* GIVEN PROBLEM: Output every one of the rows below verbatim, line by line. Leave the pictures out.

====== RECORDS TO USE

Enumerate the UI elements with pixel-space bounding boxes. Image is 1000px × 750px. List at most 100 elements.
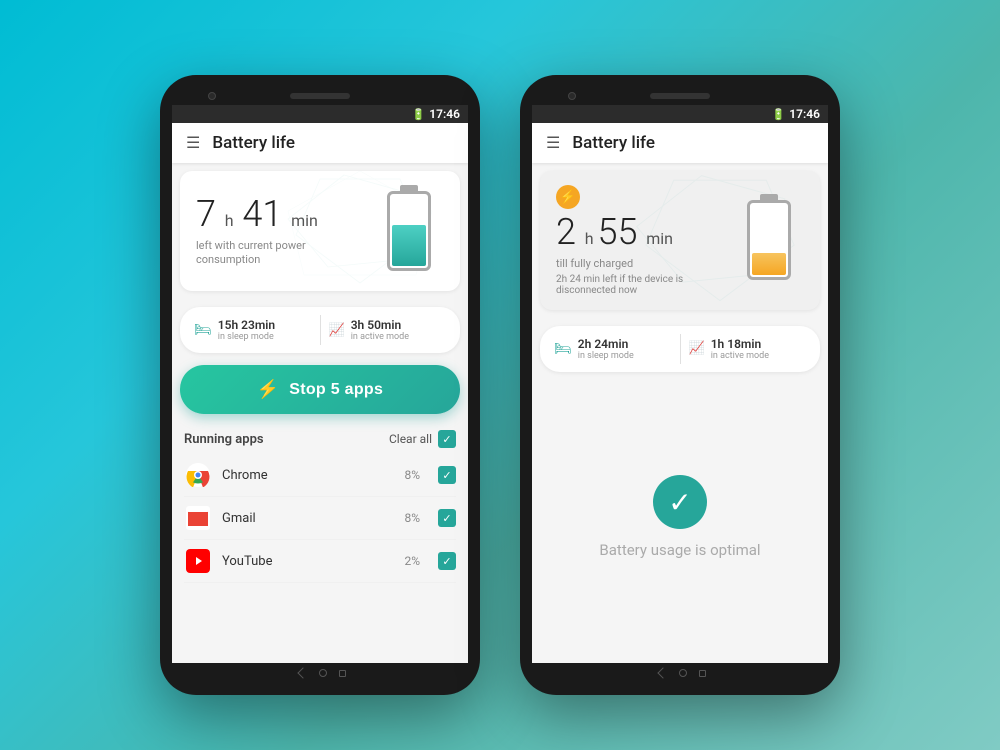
battery-card-2: ⚡ 2 h 55 min till fully charged 2h 24 mi… — [540, 171, 820, 310]
active-icon-2: 📈 — [689, 341, 705, 356]
sleep-icon: 🛏 — [194, 322, 212, 338]
running-apps-title: Running apps — [184, 432, 264, 447]
phone-2-camera — [568, 92, 576, 100]
gmail-app-icon — [184, 504, 212, 532]
battery-icon-small: 🔋 — [412, 108, 426, 121]
charging-badge: ⚡ — [556, 185, 580, 209]
sleep-time: 15h 23min — [218, 318, 275, 332]
active-item: 📈 3h 50min in active mode — [329, 318, 447, 342]
back-button[interactable] — [297, 667, 308, 678]
gmail-svg — [186, 506, 210, 530]
battery-outer-2 — [747, 200, 791, 280]
battery-top-2 — [760, 194, 778, 200]
sleep-label: in sleep mode — [218, 332, 275, 342]
youtube-checkbox[interactable]: ✓ — [438, 552, 456, 570]
home-button[interactable] — [319, 669, 327, 677]
phone-1: 🔋 17:46 ☰ Battery life 7 h — [160, 75, 480, 695]
sleep-info: 15h 23min in sleep mode — [218, 318, 275, 342]
chrome-checkbox[interactable]: ✓ — [438, 466, 456, 484]
phone-1-home-bar — [172, 663, 468, 683]
battery-info: 7 h 41 min left with current power consu… — [196, 195, 374, 267]
app-row-gmail: Gmail 8% ✓ — [184, 497, 456, 540]
recent-button[interactable] — [339, 670, 346, 677]
battery-top — [400, 185, 418, 191]
back-button-2[interactable] — [657, 667, 668, 678]
charging-disconnected-text: 2h 24 min left if the device is disconne… — [556, 274, 734, 296]
battery-fill-2 — [752, 253, 786, 275]
battery-hours-2: 2 — [556, 211, 576, 253]
sleep-item: 🛏 15h 23min in sleep mode — [194, 318, 312, 342]
battery-card-1: 7 h 41 min left with current power consu… — [180, 171, 460, 291]
gmail-checkbox[interactable]: ✓ — [438, 509, 456, 527]
active-label-2: in active mode — [711, 351, 769, 361]
phone-1-camera — [208, 92, 216, 100]
active-label: in active mode — [351, 332, 409, 342]
clear-all-checkbox[interactable]: ✓ — [438, 430, 456, 448]
phone-1-app-bar: ☰ Battery life — [172, 123, 468, 163]
sleep-icon-2: 🛏 — [554, 341, 572, 357]
battery-outer — [387, 191, 431, 271]
hours-unit: h — [225, 211, 234, 230]
optimal-section: ✓ Battery usage is optimal — [532, 372, 828, 663]
app-title: Battery life — [212, 133, 295, 153]
phone-2: 🔋 17:46 ☰ Battery life ⚡ 2 — [520, 75, 840, 695]
sleep-active-row-1: 🛏 15h 23min in sleep mode 📈 3h 50min in … — [180, 307, 460, 353]
clear-all-row[interactable]: Clear all ✓ — [389, 430, 456, 448]
battery-minutes: 41 — [242, 193, 282, 235]
battery-time-display-2: 2 h 55 min — [556, 213, 734, 253]
active-info-2: 1h 18min in active mode — [711, 337, 769, 361]
menu-icon-2[interactable]: ☰ — [546, 135, 560, 151]
divider — [320, 315, 321, 345]
hours-unit-2: h — [585, 229, 598, 248]
app-row-youtube: YouTube 2% ✓ — [184, 540, 456, 583]
clear-all-text: Clear all — [389, 432, 432, 446]
battery-hours: 7 — [196, 193, 216, 235]
optimal-checkmark: ✓ — [653, 475, 707, 529]
active-time-2: 1h 18min — [711, 337, 769, 351]
sleep-time-2: 2h 24min — [578, 337, 634, 351]
status-time-2: 17:46 — [789, 107, 820, 121]
active-item-2: 📈 1h 18min in active mode — [689, 337, 807, 361]
recent-button-2[interactable] — [699, 670, 706, 677]
phone-2-app-bar: ☰ Battery life — [532, 123, 828, 163]
menu-icon[interactable]: ☰ — [186, 135, 200, 151]
youtube-app-icon — [184, 547, 212, 575]
active-info: 3h 50min in active mode — [351, 318, 409, 342]
phone-1-status-bar: 🔋 17:46 — [172, 105, 468, 123]
battery-fill — [392, 225, 426, 266]
checkmark-icon: ✓ — [668, 486, 691, 519]
stop-apps-button[interactable]: ⚡ Stop 5 apps — [180, 365, 460, 414]
minutes-unit: min — [291, 211, 318, 230]
home-button-2[interactable] — [679, 669, 687, 677]
battery-info-2: ⚡ 2 h 55 min till fully charged 2h 24 mi… — [556, 185, 734, 296]
battery-time-display: 7 h 41 min — [196, 195, 374, 235]
youtube-svg — [186, 549, 210, 573]
app-title-2: Battery life — [572, 133, 655, 153]
status-time: 17:46 — [429, 107, 460, 121]
phone-1-speaker — [290, 93, 350, 99]
divider-2 — [680, 334, 681, 364]
battery-illustration-2 — [734, 200, 804, 280]
phones-container: 🔋 17:46 ☰ Battery life 7 h — [160, 55, 840, 695]
phone-2-speaker — [650, 93, 710, 99]
stop-button-label: Stop 5 apps — [289, 381, 383, 399]
chrome-percent: 8% — [404, 468, 420, 482]
active-icon: 📈 — [329, 323, 345, 338]
chrome-app-icon — [184, 461, 212, 489]
sleep-info-2: 2h 24min in sleep mode — [578, 337, 634, 361]
youtube-percent: 2% — [404, 554, 420, 568]
gmail-percent: 8% — [404, 511, 420, 525]
phone-2-notch — [532, 87, 828, 105]
battery-subtext: left with current power consumption — [196, 239, 336, 268]
optimal-text: Battery usage is optimal — [599, 541, 760, 559]
sleep-active-row-2: 🛏 2h 24min in sleep mode 📈 1h 18min in a… — [540, 326, 820, 372]
phone-2-home-bar — [532, 663, 828, 683]
phone-2-status-bar: 🔋 17:46 — [532, 105, 828, 123]
battery-illustration-1 — [374, 191, 444, 271]
gmail-app-name: Gmail — [222, 511, 394, 526]
chrome-svg — [186, 463, 210, 487]
active-time: 3h 50min — [351, 318, 409, 332]
battery-minutes-2: 55 — [598, 211, 638, 253]
phone-2-screen: ☰ Battery life ⚡ 2 h 55 mi — [532, 123, 828, 663]
lightning-icon: ⚡ — [257, 379, 279, 400]
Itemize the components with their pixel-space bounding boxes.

============

* SOLUTION FOR THIS TASK:
Enumerate the UI elements with pixel-space bounding boxes. Image is 1000px × 750px. List at most 100 elements.
battery-card-2: ⚡ 2 h 55 min till fully charged 2h 24 mi… — [540, 171, 820, 310]
active-icon-2: 📈 — [689, 341, 705, 356]
sleep-icon: 🛏 — [194, 322, 212, 338]
running-apps-title: Running apps — [184, 432, 264, 447]
phone-2-camera — [568, 92, 576, 100]
gmail-app-icon — [184, 504, 212, 532]
battery-icon-small: 🔋 — [412, 108, 426, 121]
charging-badge: ⚡ — [556, 185, 580, 209]
sleep-time: 15h 23min — [218, 318, 275, 332]
active-item: 📈 3h 50min in active mode — [329, 318, 447, 342]
back-button[interactable] — [297, 667, 308, 678]
gmail-svg — [186, 506, 210, 530]
battery-outer-2 — [747, 200, 791, 280]
battery-top-2 — [760, 194, 778, 200]
sleep-label: in sleep mode — [218, 332, 275, 342]
youtube-checkbox[interactable]: ✓ — [438, 552, 456, 570]
home-button[interactable] — [319, 669, 327, 677]
phone-1: 🔋 17:46 ☰ Battery life 7 h — [160, 75, 480, 695]
sleep-info: 15h 23min in sleep mode — [218, 318, 275, 342]
chrome-checkbox[interactable]: ✓ — [438, 466, 456, 484]
phone-1-home-bar — [172, 663, 468, 683]
battery-info: 7 h 41 min left with current power consu… — [196, 195, 374, 267]
app-row-gmail: Gmail 8% ✓ — [184, 497, 456, 540]
recent-button[interactable] — [339, 670, 346, 677]
battery-top — [400, 185, 418, 191]
back-button-2[interactable] — [657, 667, 668, 678]
charging-disconnected-text: 2h 24 min left if the device is disconne… — [556, 274, 734, 296]
battery-fill-2 — [752, 253, 786, 275]
battery-hours-2: 2 — [556, 211, 576, 253]
sleep-item: 🛏 15h 23min in sleep mode — [194, 318, 312, 342]
battery-card-1: 7 h 41 min left with current power consu… — [180, 171, 460, 291]
gmail-checkbox[interactable]: ✓ — [438, 509, 456, 527]
active-label-2: in active mode — [711, 351, 769, 361]
phone-1-camera — [208, 92, 216, 100]
active-label: in active mode — [351, 332, 409, 342]
clear-all-checkbox[interactable]: ✓ — [438, 430, 456, 448]
phone-1-app-bar: ☰ Battery life — [172, 123, 468, 163]
sleep-icon-2: 🛏 — [554, 341, 572, 357]
battery-outer — [387, 191, 431, 271]
hours-unit: h — [225, 211, 234, 230]
optimal-section: ✓ Battery usage is optimal — [532, 372, 828, 663]
app-title: Battery life — [212, 133, 295, 153]
phone-2: 🔋 17:46 ☰ Battery life ⚡ 2 — [520, 75, 840, 695]
sleep-active-row-1: 🛏 15h 23min in sleep mode 📈 3h 50min in … — [180, 307, 460, 353]
clear-all-row[interactable]: Clear all ✓ — [389, 430, 456, 448]
battery-minutes: 41 — [242, 193, 282, 235]
battery-time-display-2: 2 h 55 min — [556, 213, 734, 253]
active-info-2: 1h 18min in active mode — [711, 337, 769, 361]
menu-icon-2[interactable]: ☰ — [546, 135, 560, 151]
divider — [320, 315, 321, 345]
hours-unit-2: h — [585, 229, 598, 248]
app-row-youtube: YouTube 2% ✓ — [184, 540, 456, 583]
clear-all-text: Clear all — [389, 432, 432, 446]
battery-hours: 7 — [196, 193, 216, 235]
optimal-checkmark: ✓ — [653, 475, 707, 529]
active-time-2: 1h 18min — [711, 337, 769, 351]
sleep-time-2: 2h 24min — [578, 337, 634, 351]
status-time-2: 17:46 — [789, 107, 820, 121]
active-item-2: 📈 1h 18min in active mode — [689, 337, 807, 361]
recent-button-2[interactable] — [699, 670, 706, 677]
phone-2-app-bar: ☰ Battery life — [532, 123, 828, 163]
menu-icon[interactable]: ☰ — [186, 135, 200, 151]
youtube-app-icon — [184, 547, 212, 575]
active-info: 3h 50min in active mode — [351, 318, 409, 342]
phone-1-status-bar: 🔋 17:46 — [172, 105, 468, 123]
battery-fill — [392, 225, 426, 266]
checkmark-icon: ✓ — [668, 486, 691, 519]
stop-apps-button[interactable]: ⚡ Stop 5 apps — [180, 365, 460, 414]
minutes-unit: min — [291, 211, 318, 230]
home-button-2[interactable] — [679, 669, 687, 677]
battery-info-2: ⚡ 2 h 55 min till fully charged 2h 24 mi… — [556, 185, 734, 296]
battery-time-display: 7 h 41 min — [196, 195, 374, 235]
youtube-svg — [186, 549, 210, 573]
app-title-2: Battery life — [572, 133, 655, 153]
status-time: 17:46 — [429, 107, 460, 121]
phone-1-speaker — [290, 93, 350, 99]
divider-2 — [680, 334, 681, 364]
battery-illustration-2 — [734, 200, 804, 280]
phones-container: 🔋 17:46 ☰ Battery life 7 h — [160, 55, 840, 695]
phone-2-speaker — [650, 93, 710, 99]
stop-button-label: Stop 5 apps — [289, 381, 383, 399]
chrome-percent: 8% — [404, 468, 420, 482]
active-icon: 📈 — [329, 323, 345, 338]
chrome-app-icon — [184, 461, 212, 489]
sleep-info-2: 2h 24min in sleep mode — [578, 337, 634, 361]
youtube-percent: 2% — [404, 554, 420, 568]
gmail-percent: 8% — [404, 511, 420, 525]
phone-2-notch — [532, 87, 828, 105]
battery-subtext: left with current power consumption — [196, 239, 336, 268]
optimal-text: Battery usage is optimal — [599, 541, 760, 559]
sleep-active-row-2: 🛏 2h 24min in sleep mode 📈 1h 18min in a… — [540, 326, 820, 372]
phone-2-home-bar — [532, 663, 828, 683]
phone-2-status-bar: 🔋 17:46 — [532, 105, 828, 123]
battery-illustration-1 — [374, 191, 444, 271]
gmail-app-name: Gmail — [222, 511, 394, 526]
chrome-svg — [186, 463, 210, 487]
active-time: 3h 50min — [351, 318, 409, 332]
battery-minutes-2: 55 — [598, 211, 638, 253]
phone-2-screen: ☰ Battery life ⚡ 2 h 55 mi — [532, 123, 828, 663]
lightning-icon: ⚡ — [257, 379, 279, 400]
Itemize the components with their pixel-space bounding boxes.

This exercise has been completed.